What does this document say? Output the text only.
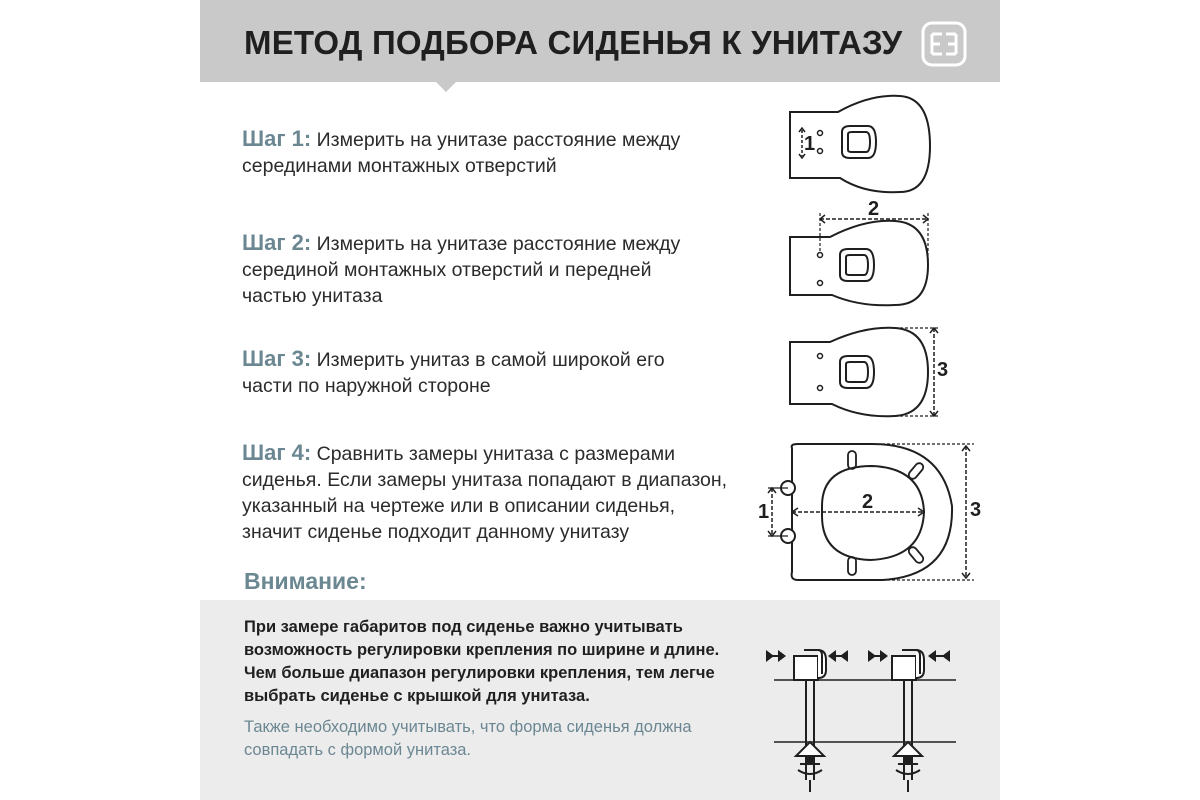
МЕТОД ПОДБОРА СИДЕНЬЯ К УНИТАЗУ
Шаг 1: Измерить на унитазе расстояние между
серединами монтажных отверстий
1
Шаг 2: Измерить на унитазе расстояние между
серединой монтажных отверстий и передней
частью унитаза
2
Шаг 3: Измерить унитаз в самой широкой его
части по наружной стороне
3
Шаг 4: Сравнить замеры унитаза с размерами
сиденья. Если замеры унитаза попадают в диапазон,
указанный на чертеже или в описании сиденья,
значит сиденье подходит данному унитазу
1	2	3
Внимание:
При замере габаритов под сиденье важно учитывать
возможность регулировки крепления по ширине и длине.
Чем больше диапазон регулировки крепления, тем легче
выбрать сиденье с крышкой для унитаза.
Также необходимо учитывать, что форма сиденья должна
совпадать с формой унитаза.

::::

Work required:
Omit pictures; set down the rest of the material word for word.

Full answer:
What does this document say? Output the text only.
МЕТОД ПОДБОРА СИДЕНЬЯ К УНИТАЗУ
Шаг 1: Измерить на унитазе расстояние между
серединами монтажных отверстий
1
Шаг 2: Измерить на унитазе расстояние между
серединой монтажных отверстий и передней
частью унитаза
2
Шаг 3: Измерить унитаз в самой широкой его
части по наружной стороне
3
Шаг 4: Сравнить замеры унитаза с размерами
сиденья. Если замеры унитаза попадают в диапазон,
указанный на чертеже или в описании сиденья,
значит сиденье подходит данному унитазу
1	2	3
Внимание:
При замере габаритов под сиденье важно учитывать
возможность регулировки крепления по ширине и длине.
Чем больше диапазон регулировки крепления, тем легче
выбрать сиденье с крышкой для унитаза.
Также необходимо учитывать, что форма сиденья должна
совпадать с формой унитаза.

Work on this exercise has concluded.